_Exercise aim:_
Each line that holds the string "Inelasticity" counts once; say how many such lines there are and add nothing.

_Data records:_
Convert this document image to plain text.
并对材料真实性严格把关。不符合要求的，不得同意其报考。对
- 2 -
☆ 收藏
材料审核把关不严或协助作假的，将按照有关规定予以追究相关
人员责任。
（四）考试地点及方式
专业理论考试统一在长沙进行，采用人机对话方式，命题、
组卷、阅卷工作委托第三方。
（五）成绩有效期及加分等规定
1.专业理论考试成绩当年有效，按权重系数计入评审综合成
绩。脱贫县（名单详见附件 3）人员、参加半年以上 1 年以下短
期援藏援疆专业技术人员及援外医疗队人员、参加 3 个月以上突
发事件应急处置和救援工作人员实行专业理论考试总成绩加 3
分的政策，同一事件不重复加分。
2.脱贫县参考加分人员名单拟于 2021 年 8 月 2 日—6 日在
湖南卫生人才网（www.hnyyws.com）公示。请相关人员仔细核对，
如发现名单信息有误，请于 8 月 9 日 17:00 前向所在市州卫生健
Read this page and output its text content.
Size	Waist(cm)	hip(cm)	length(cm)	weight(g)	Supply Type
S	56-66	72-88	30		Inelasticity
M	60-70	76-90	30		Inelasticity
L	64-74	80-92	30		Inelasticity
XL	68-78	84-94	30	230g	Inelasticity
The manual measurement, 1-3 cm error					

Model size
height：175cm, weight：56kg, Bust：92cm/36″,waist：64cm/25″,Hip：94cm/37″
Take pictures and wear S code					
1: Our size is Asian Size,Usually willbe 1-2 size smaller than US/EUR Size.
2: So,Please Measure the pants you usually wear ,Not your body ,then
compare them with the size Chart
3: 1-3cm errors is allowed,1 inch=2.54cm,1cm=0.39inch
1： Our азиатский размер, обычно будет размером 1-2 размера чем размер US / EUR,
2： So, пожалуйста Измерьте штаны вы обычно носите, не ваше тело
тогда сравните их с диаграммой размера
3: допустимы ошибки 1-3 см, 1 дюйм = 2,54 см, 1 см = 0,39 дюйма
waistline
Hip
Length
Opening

_Correct answer:_
4